選択されたテキスト:
天使に恋をしたら・・・ ...angel

 

 

父の日 - 2001年06月18日(月)

最初の結婚を反対されて家を出て以来、父には殆ど会ってなかった。結婚式にも父は来なかった。というより、式の日時も父は知らなかった。一度だけ、父が倒れた時に病院に行って、会った。ベッドの中から手招きしてわたしを呼ぶと、父はわたしの手を握って涙を流した。それが嫌でたまらなかった。それでも、生命への危険性があるという検査を受ける日に、朝早くからもう一度会いに行った。ベッドはもう空っぽだった。エレベーターの中で真っ青な顔をしてベッドに横たわってる人が、父に見えた。必死に目を凝らして探った。父ではないとわかるまでにものすごい時間がかかったような気がした。看護婦さんが訝しげにわたしを見てた。それから、10年前に、もう一度会った。父に会いに行ったわけじゃないけど、母に会いに行くと必然的に父にも会わざるを得なかった。離婚したことと、再婚したことと、翌日日本を出て外国で暮らすことをいっぺんに報告した。しばらく沈黙してから「今度の相手は外国人か?」とだけ父は聞いた。

去年の父の日。わたしはプレゼントを贈った。父のところに泊まってた。一時帰国の理由が父にお金を借りるためだったから。ひどい娘だと思った。でもそれよりほかに方法がなかった。ひとりで生きていくために、どうしてもすぐにインターンをして正規の資格を取りたかった。インターンの費用はわたしには莫大で、それだけの自分の貯金なんてなかったし、これから別居する夫に借りるわけにはいかなかった。

10年ぶりに会った父は、わたしの帰国を喜んでくれた。優しかった。とてもとても小さくなってた。それでも、好きになれたわけじゃない。自分の妻を妻として認めず、娘の母として認めず、家庭を顧みなかった父。それなのに母の離婚の申し出を頑なに拒否しつづけて、母を苦しめた。父にも言い分があったのかもしれない。だけど、わたしには関係なかった。「あんな母親にだけはなるな」と育てられたわたしは、その言葉だけで父を憎み続けた。

データセットの記録:
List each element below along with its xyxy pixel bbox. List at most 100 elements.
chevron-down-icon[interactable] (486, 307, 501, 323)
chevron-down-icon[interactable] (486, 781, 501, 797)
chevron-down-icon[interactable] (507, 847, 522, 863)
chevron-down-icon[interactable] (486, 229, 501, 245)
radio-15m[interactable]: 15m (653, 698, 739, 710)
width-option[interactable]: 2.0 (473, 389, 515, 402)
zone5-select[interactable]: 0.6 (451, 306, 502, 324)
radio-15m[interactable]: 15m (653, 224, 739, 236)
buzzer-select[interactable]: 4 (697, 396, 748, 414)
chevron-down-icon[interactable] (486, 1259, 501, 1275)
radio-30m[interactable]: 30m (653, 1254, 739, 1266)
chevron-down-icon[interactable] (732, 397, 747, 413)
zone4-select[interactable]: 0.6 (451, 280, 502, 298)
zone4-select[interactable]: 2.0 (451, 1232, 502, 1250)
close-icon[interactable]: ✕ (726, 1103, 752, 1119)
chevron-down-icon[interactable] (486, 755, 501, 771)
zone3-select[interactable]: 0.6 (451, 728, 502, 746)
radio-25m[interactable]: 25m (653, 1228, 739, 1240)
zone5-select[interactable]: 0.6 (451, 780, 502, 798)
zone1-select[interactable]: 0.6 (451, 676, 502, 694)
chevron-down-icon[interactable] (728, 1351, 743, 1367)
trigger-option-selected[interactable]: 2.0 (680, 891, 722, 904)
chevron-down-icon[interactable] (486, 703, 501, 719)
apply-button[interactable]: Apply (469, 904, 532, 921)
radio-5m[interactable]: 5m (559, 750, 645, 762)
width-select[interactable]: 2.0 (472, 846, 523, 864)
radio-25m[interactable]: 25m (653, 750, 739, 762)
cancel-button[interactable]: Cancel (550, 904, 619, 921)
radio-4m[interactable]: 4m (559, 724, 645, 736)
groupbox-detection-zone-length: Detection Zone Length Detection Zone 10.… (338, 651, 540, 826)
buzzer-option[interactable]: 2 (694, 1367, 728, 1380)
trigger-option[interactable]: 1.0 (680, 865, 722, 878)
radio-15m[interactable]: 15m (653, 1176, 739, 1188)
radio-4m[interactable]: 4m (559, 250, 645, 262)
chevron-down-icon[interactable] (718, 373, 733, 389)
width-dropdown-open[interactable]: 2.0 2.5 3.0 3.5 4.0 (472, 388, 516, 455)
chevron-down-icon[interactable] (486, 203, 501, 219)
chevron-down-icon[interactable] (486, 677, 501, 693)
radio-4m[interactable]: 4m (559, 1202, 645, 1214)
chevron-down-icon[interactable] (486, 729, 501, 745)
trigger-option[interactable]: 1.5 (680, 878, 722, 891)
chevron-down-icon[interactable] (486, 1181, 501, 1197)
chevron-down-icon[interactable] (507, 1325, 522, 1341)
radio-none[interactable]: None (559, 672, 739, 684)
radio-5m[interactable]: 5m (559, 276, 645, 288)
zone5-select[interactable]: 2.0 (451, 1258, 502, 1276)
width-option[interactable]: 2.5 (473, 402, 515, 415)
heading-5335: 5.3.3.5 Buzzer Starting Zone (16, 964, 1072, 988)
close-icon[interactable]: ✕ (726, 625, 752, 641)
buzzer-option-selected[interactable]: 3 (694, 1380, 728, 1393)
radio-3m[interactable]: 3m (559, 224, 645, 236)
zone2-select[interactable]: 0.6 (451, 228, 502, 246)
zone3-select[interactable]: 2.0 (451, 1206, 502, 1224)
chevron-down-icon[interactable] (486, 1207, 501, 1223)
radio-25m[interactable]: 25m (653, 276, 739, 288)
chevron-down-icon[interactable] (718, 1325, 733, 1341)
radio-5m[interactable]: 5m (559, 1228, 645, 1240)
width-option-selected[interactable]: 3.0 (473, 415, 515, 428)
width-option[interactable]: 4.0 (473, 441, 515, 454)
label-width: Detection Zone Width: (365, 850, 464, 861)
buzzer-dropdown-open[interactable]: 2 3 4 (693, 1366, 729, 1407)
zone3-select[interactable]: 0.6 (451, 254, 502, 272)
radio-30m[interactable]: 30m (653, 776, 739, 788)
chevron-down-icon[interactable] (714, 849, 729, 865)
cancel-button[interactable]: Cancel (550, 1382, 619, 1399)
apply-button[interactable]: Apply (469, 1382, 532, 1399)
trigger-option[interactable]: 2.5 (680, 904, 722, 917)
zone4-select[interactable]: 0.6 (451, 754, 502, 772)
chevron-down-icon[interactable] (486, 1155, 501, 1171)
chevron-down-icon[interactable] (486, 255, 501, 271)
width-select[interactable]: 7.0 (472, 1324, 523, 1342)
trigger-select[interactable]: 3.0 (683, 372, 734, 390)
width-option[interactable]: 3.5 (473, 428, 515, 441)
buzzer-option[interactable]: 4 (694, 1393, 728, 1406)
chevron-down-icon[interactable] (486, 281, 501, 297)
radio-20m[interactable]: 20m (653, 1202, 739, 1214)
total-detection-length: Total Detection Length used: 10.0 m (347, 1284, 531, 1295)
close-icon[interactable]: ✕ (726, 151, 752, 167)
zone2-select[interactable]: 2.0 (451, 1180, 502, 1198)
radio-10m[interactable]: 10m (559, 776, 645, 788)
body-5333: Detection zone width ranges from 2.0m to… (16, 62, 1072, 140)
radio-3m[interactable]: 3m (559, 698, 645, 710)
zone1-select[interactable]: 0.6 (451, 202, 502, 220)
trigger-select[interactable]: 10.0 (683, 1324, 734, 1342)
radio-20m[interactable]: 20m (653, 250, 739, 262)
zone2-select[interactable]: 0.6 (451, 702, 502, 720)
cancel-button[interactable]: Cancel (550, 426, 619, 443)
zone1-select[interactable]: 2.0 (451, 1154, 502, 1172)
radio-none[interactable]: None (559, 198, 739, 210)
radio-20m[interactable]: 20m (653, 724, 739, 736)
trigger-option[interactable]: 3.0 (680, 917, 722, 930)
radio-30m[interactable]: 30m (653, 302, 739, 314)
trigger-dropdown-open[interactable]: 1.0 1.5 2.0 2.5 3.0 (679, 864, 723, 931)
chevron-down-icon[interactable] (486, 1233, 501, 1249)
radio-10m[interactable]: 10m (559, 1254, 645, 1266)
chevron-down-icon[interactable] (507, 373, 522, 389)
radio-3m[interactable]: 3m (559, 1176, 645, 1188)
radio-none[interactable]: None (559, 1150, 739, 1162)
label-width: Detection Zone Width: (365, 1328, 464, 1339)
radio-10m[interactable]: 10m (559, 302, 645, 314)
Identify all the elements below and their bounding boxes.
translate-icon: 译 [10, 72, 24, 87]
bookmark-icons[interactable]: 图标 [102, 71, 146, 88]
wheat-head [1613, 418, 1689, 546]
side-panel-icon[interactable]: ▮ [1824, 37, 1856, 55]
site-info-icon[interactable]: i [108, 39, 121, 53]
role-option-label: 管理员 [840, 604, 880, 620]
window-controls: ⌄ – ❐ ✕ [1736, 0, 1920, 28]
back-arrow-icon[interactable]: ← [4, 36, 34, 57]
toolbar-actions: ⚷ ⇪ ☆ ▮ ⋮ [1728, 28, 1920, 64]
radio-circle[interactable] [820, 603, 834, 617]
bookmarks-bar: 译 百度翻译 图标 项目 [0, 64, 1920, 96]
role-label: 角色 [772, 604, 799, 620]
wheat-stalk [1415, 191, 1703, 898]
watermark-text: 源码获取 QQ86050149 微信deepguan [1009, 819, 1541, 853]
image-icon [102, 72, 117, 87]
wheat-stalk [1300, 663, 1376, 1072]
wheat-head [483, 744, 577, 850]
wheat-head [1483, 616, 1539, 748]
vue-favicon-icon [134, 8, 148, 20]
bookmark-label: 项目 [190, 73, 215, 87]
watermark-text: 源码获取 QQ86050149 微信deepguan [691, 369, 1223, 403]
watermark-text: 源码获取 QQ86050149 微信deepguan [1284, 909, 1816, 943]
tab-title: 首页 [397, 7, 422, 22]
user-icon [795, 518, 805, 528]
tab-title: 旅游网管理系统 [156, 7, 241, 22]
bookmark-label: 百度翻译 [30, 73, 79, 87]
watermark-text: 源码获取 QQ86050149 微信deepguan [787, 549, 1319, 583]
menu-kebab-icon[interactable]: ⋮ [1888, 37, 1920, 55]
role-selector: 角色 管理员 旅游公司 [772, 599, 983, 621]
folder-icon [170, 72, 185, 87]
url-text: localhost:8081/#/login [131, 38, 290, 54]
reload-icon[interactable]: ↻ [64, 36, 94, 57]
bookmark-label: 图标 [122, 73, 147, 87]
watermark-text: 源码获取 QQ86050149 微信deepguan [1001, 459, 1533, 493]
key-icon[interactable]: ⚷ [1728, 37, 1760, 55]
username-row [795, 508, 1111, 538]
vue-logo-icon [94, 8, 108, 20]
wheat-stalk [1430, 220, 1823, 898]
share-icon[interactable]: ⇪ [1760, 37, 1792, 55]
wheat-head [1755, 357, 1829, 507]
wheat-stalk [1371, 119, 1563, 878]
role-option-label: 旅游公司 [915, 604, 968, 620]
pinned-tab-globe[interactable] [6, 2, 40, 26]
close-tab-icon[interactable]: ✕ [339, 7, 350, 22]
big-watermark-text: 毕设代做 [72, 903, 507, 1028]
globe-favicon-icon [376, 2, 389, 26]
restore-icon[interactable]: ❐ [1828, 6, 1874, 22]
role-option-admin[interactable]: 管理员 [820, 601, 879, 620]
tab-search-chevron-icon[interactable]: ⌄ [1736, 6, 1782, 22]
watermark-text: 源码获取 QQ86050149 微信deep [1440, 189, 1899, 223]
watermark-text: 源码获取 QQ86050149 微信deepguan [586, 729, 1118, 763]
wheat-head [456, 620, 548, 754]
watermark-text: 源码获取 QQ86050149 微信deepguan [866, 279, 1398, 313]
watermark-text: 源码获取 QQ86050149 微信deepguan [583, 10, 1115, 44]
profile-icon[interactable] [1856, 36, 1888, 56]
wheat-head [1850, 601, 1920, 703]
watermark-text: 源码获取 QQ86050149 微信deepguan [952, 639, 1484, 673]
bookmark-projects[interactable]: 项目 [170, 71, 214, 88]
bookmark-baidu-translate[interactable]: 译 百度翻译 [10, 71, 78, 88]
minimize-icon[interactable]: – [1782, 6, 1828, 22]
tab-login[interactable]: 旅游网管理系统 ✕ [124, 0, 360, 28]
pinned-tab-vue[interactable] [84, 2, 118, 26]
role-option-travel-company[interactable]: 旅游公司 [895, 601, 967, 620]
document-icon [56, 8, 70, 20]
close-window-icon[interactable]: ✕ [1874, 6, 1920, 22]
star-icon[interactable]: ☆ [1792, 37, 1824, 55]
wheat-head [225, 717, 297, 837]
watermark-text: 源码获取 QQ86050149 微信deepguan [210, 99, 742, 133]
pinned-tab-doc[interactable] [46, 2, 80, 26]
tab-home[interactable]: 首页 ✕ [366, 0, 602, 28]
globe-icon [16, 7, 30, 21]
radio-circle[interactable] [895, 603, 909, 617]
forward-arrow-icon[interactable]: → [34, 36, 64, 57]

課題 1:
父の日についての文章によると、去年の一時帰国の理由は何でしたか。
課題 2:
父の日についての文章を、最後の文に続けて書き進めてください。

課題の解答 1:
父にお金を借りるためでした。

課題の解答 2:
父の日のプレゼントを買うのに、あの人がつき合ってくれた。わたしは父に対して、とても優しい気持ちになってた。あの人といると、優しい気持ちになれた。父のことも家族のことも何も話してなかったし、「お父さんにプレゼントしないの?」なんてあの人が言ったわけじゃない。あの人といると、ただ優しい気持ちになれた。

弁護士を立てて、4年前にやっと母は、父から、辛い結婚から、解放された。幼いときからずっと、こんな結婚だけは嫌だと思ってた。父が嫌いで、家が嫌いで、とにかく早く出たかった。家を出るには結婚しかなかった。結婚して自分は幸せな家庭を築くんだ、と決めていた。

今の夫と上手くいかなくなり始めた頃、わたしの頭の中にはセオリーが出来上がってた。「幸せな家庭に育たなかった人は幸せな家庭を築けない。なぜなら、幸せな家庭がどういうものか知らないから」。

間違ってるかもしれない。でも少なくともわたしには正論だった。幸せを求めすぎて、愛情を求めすぎて、相手の言葉や態度に異常に神経質だった。夫に少しでも父が母に対して取ったと同じような言動を見つけただけで、異常な反応を示した。「幸せな家庭」はいつもわたしの「課題」だった。考えて考えて、答えを見つけようとしてた。未だに答えは見つからない。当然だ。幸せな家庭がどういうものか知らないから。そして、それは考えて築けるものじゃないから。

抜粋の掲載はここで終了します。